▸ Problem description
Reproduce all entries precisely, down to the last character.

=====

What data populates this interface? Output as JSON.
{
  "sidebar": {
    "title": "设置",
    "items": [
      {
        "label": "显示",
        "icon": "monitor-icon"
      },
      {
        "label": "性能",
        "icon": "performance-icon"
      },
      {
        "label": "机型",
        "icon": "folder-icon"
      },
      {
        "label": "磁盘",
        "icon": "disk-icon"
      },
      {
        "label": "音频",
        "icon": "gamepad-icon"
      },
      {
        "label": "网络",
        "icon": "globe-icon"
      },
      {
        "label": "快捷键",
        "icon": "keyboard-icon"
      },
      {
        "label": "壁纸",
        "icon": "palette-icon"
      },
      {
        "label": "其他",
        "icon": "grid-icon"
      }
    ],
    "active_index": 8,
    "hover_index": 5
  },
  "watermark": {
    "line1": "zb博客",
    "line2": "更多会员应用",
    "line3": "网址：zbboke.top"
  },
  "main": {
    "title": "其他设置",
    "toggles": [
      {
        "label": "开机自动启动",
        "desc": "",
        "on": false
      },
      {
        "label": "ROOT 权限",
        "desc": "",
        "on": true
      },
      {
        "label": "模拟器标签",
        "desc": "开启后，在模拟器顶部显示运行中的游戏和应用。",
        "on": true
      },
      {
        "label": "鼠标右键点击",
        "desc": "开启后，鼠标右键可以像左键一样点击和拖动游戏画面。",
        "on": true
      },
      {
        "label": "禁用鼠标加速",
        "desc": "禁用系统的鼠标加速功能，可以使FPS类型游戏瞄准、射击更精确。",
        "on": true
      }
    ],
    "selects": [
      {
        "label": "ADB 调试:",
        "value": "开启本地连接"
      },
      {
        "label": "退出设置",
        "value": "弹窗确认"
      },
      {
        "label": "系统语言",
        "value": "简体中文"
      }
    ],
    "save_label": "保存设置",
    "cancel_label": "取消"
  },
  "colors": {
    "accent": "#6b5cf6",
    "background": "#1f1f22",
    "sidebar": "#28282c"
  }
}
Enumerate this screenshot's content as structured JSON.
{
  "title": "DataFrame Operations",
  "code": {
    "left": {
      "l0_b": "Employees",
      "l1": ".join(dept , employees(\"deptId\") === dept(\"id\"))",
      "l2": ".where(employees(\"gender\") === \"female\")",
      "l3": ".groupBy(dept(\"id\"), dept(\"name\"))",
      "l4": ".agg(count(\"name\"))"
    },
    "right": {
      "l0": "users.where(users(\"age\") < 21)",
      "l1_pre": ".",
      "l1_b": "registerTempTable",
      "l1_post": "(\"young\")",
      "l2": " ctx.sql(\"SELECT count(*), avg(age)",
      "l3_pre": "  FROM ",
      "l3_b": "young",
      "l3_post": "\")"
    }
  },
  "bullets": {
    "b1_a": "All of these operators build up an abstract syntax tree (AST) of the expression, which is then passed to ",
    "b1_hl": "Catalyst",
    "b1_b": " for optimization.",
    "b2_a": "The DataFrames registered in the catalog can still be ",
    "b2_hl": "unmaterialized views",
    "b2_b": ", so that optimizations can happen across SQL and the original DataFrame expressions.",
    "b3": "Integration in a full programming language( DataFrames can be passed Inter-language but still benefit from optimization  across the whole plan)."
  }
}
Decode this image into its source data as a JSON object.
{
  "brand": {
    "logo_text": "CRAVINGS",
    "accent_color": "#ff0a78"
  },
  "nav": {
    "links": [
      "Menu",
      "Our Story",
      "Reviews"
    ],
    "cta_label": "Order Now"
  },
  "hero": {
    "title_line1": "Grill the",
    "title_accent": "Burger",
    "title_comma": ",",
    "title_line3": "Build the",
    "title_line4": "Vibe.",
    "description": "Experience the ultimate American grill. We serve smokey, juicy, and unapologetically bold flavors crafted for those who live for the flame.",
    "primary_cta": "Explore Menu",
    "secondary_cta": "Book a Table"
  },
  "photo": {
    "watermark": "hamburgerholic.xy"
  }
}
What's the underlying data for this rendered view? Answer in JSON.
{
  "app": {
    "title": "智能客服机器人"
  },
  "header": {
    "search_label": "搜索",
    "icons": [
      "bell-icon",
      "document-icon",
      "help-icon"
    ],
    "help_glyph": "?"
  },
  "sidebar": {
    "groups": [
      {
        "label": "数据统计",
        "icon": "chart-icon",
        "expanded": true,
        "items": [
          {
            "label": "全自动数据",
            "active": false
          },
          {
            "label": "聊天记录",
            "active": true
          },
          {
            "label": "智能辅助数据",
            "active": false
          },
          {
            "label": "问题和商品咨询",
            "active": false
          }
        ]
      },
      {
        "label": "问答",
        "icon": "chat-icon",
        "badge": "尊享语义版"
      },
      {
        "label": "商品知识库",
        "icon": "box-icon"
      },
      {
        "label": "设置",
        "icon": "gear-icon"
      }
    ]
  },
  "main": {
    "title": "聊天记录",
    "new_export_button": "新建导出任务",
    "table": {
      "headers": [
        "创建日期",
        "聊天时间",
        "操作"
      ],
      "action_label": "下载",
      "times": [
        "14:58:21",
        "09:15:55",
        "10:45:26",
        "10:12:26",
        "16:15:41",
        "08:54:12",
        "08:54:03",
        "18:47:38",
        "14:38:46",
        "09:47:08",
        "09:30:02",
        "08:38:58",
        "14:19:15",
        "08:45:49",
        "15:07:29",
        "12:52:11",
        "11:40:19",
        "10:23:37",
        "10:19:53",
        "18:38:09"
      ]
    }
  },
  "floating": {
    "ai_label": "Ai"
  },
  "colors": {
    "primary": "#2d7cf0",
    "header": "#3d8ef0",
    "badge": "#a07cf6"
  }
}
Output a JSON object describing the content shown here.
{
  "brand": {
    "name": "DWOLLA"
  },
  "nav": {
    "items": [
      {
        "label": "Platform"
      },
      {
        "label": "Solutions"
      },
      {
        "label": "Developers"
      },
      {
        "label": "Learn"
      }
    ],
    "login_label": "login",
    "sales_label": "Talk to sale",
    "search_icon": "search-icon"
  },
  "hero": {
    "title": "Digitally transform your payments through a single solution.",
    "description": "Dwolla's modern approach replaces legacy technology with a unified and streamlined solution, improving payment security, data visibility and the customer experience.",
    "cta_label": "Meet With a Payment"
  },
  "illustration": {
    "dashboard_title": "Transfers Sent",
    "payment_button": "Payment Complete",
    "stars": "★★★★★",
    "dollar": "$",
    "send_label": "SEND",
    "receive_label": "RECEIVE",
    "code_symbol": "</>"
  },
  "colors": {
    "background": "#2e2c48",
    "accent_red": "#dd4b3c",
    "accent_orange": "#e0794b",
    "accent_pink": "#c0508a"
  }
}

=====

▸ Reply
What data populates this interface? Output as JSON.
{
  "sidebar": {
    "title": "设置",
    "items": [
      {
        "label": "显示",
        "icon": "monitor-icon"
      },
      {
        "label": "性能",
        "icon": "performance-icon"
      },
      {
        "label": "机型",
        "icon": "folder-icon"
      },
      {
        "label": "磁盘",
        "icon": "disk-icon"
      },
      {
        "label": "音频",
        "icon": "gamepad-icon"
      },
      {
        "label": "网络",
        "icon": "globe-icon"
      },
      {
        "label": "快捷键",
        "icon": "keyboard-icon"
      },
      {
        "label": "壁纸",
        "icon": "palette-icon"
      },
      {
        "label": "其他",
        "icon": "grid-icon"
      }
    ],
    "active_index": 8,
    "hover_index": 5
  },
  "watermark": {
    "line1": "zb博客",
    "line2": "更多会员应用",
    "line3": "网址：zbboke.top"
  },
  "main": {
    "title": "其他设置",
    "toggles": [
      {
        "label": "开机自动启动",
        "desc": "",
        "on": false
      },
      {
        "label": "ROOT 权限",
        "desc": "",
        "on": true
      },
      {
        "label": "模拟器标签",
        "desc": "开启后，在模拟器顶部显示运行中的游戏和应用。",
        "on": true
      },
      {
        "label": "鼠标右键点击",
        "desc": "开启后，鼠标右键可以像左键一样点击和拖动游戏画面。",
        "on": true
      },
      {
        "label": "禁用鼠标加速",
        "desc": "禁用系统的鼠标加速功能，可以使FPS类型游戏瞄准、射击更精确。",
        "on": true
      }
    ],
    "selects": [
      {
        "label": "ADB 调试:",
        "value": "开启本地连接"
      },
      {
        "label": "退出设置",
        "value": "弹窗确认"
      },
      {
        "label": "系统语言",
        "value": "简体中文"
      }
    ],
    "save_label": "保存设置",
    "cancel_label": "取消"
  },
  "colors": {
    "accent": "#6b5cf6",
    "background": "#1f1f22",
    "sidebar": "#28282c"
  }
}
Enumerate this screenshot's content as structured JSON.
{
  "title": "DataFrame Operations",
  "code": {
    "left": {
      "l0_b": "Employees",
      "l1": ".join(dept , employees(\"deptId\") === dept(\"id\"))",
      "l2": ".where(employees(\"gender\") === \"female\")",
      "l3": ".groupBy(dept(\"id\"), dept(\"name\"))",
      "l4": ".agg(count(\"name\"))"
    },
    "right": {
      "l0": "users.where(users(\"age\") < 21)",
      "l1_pre": ".",
      "l1_b": "registerTempTable",
      "l1_post": "(\"young\")",
      "l2": " ctx.sql(\"SELECT count(*), avg(age)",
      "l3_pre": "  FROM ",
      "l3_b": "young",
      "l3_post": "\")"
    }
  },
  "bullets": {
    "b1_a": "All of these operators build up an abstract syntax tree (AST) of the expression, which is then passed to ",
    "b1_hl": "Catalyst",
    "b1_b": " for optimization.",
    "b2_a": "The DataFrames registered in the catalog can still be ",
    "b2_hl": "unmaterialized views",
    "b2_b": ", so that optimizations can happen across SQL and the original DataFrame expressions.",
    "b3": "Integration in a full programming language( DataFrames can be passed Inter-language but still benefit from optimization  across the whole plan)."
  }
}
Decode this image into its source data as a JSON object.
{
  "brand": {
    "logo_text": "CRAVINGS",
    "accent_color": "#ff0a78"
  },
  "nav": {
    "links": [
      "Menu",
      "Our Story",
      "Reviews"
    ],
    "cta_label": "Order Now"
  },
  "hero": {
    "title_line1": "Grill the",
    "title_accent": "Burger",
    "title_comma": ",",
    "title_line3": "Build the",
    "title_line4": "Vibe.",
    "description": "Experience the ultimate American grill. We serve smokey, juicy, and unapologetically bold flavors crafted for those who live for the flame.",
    "primary_cta": "Explore Menu",
    "secondary_cta": "Book a Table"
  },
  "photo": {
    "watermark": "hamburgerholic.xy"
  }
}
What's the underlying data for this rendered view? Answer in JSON.
{
  "app": {
    "title": "智能客服机器人"
  },
  "header": {
    "search_label": "搜索",
    "icons": [
      "bell-icon",
      "document-icon",
      "help-icon"
    ],
    "help_glyph": "?"
  },
  "sidebar": {
    "groups": [
      {
        "label": "数据统计",
        "icon": "chart-icon",
        "expanded": true,
        "items": [
          {
            "label": "全自动数据",
            "active": false
          },
          {
            "label": "聊天记录",
            "active": true
          },
          {
            "label": "智能辅助数据",
            "active": false
          },
          {
            "label": "问题和商品咨询",
            "active": false
          }
        ]
      },
      {
        "label": "问答",
        "icon": "chat-icon",
        "badge": "尊享语义版"
      },
      {
        "label": "商品知识库",
        "icon": "box-icon"
      },
      {
        "label": "设置",
        "icon": "gear-icon"
      }
    ]
  },
  "main": {
    "title": "聊天记录",
    "new_export_button": "新建导出任务",
    "table": {
      "headers": [
        "创建日期",
        "聊天时间",
        "操作"
      ],
      "action_label": "下载",
      "times": [
        "14:58:21",
        "09:15:55",
        "10:45:26",
        "10:12:26",
        "16:15:41",
        "08:54:12",
        "08:54:03",
        "18:47:38",
        "14:38:46",
        "09:47:08",
        "09:30:02",
        "08:38:58",
        "14:19:15",
        "08:45:49",
        "15:07:29",
        "12:52:11",
        "11:40:19",
        "10:23:37",
        "10:19:53",
        "18:38:09"
      ]
    }
  },
  "floating": {
    "ai_label": "Ai"
  },
  "colors": {
    "primary": "#2d7cf0",
    "header": "#3d8ef0",
    "badge": "#a07cf6"
  }
}
Output a JSON object describing the content shown here.
{
  "brand": {
    "name": "DWOLLA"
  },
  "nav": {
    "items": [
      {
        "label": "Platform"
      },
      {
        "label": "Solutions"
      },
      {
        "label": "Developers"
      },
      {
        "label": "Learn"
      }
    ],
    "login_label": "login",
    "sales_label": "Talk to sale",
    "search_icon": "search-icon"
  },
  "hero": {
    "title": "Digitally transform your payments through a single solution.",
    "description": "Dwolla's modern approach replaces legacy technology with a unified and streamlined solution, improving payment security, data visibility and the customer experience.",
    "cta_label": "Meet With a Payment"
  },
  "illustration": {
    "dashboard_title": "Transfers Sent",
    "payment_button": "Payment Complete",
    "stars": "★★★★★",
    "dollar": "$",
    "send_label": "SEND",
    "receive_label": "RECEIVE",
    "code_symbol": "</>"
  },
  "colors": {
    "background": "#2e2c48",
    "accent_red": "#dd4b3c",
    "accent_orange": "#e0794b",
    "accent_pink": "#c0508a"
  }
}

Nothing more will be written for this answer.